* **DATASET RECORDS**
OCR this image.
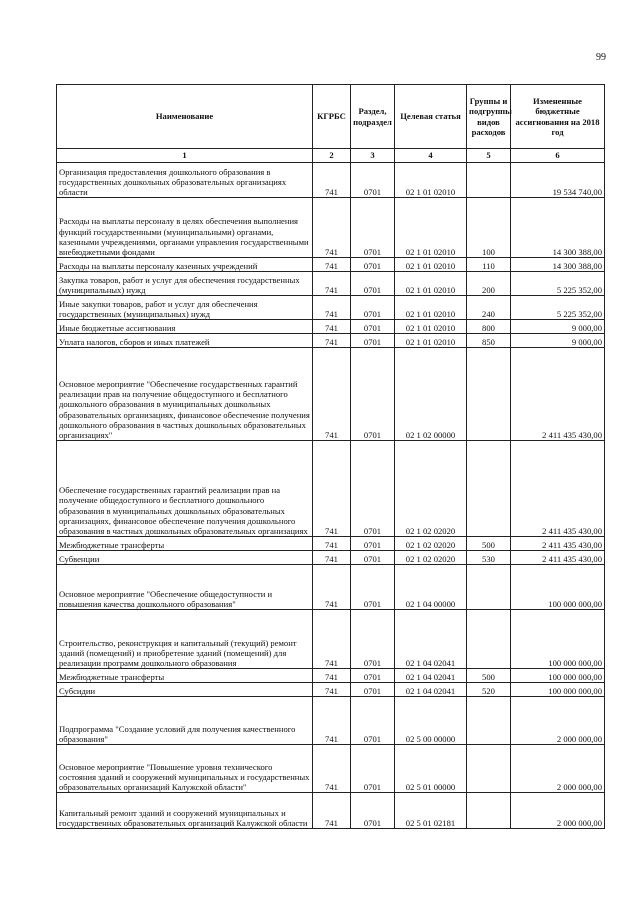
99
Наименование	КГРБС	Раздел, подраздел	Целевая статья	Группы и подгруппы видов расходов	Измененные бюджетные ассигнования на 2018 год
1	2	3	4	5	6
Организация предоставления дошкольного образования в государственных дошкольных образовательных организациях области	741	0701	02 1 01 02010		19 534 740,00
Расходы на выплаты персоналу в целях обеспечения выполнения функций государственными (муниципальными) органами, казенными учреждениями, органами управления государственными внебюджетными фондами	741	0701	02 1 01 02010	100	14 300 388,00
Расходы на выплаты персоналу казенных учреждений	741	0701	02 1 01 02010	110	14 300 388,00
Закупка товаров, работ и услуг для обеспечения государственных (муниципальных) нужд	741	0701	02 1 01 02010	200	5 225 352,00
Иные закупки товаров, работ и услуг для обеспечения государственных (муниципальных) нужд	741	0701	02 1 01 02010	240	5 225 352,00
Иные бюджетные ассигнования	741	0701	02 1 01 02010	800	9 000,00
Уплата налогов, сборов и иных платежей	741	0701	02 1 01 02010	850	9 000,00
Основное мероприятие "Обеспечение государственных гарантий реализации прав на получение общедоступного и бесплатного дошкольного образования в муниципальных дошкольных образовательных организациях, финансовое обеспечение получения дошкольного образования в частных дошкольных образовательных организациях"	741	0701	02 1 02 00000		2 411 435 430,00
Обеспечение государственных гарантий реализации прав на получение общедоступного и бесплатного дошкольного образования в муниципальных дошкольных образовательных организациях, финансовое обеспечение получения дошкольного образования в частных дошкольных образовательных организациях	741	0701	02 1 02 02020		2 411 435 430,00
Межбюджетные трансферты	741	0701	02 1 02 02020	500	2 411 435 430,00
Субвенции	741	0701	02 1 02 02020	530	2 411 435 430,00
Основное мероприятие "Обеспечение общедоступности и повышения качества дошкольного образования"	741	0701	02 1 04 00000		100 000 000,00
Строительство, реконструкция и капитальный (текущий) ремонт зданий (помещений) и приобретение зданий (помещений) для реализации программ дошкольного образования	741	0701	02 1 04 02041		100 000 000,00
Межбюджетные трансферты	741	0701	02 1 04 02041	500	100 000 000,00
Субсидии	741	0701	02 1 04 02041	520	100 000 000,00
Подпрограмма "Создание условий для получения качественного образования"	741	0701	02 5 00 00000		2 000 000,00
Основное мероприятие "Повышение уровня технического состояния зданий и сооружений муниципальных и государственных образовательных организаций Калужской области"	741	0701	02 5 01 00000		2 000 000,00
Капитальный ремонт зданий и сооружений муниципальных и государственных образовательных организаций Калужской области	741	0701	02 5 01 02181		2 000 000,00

* **WHAT TO WORK ON**
Check each line of the records for the string "Калужской" and state how many lines contain it. Give only the number.

* **EXPECTED OUTPUT**
2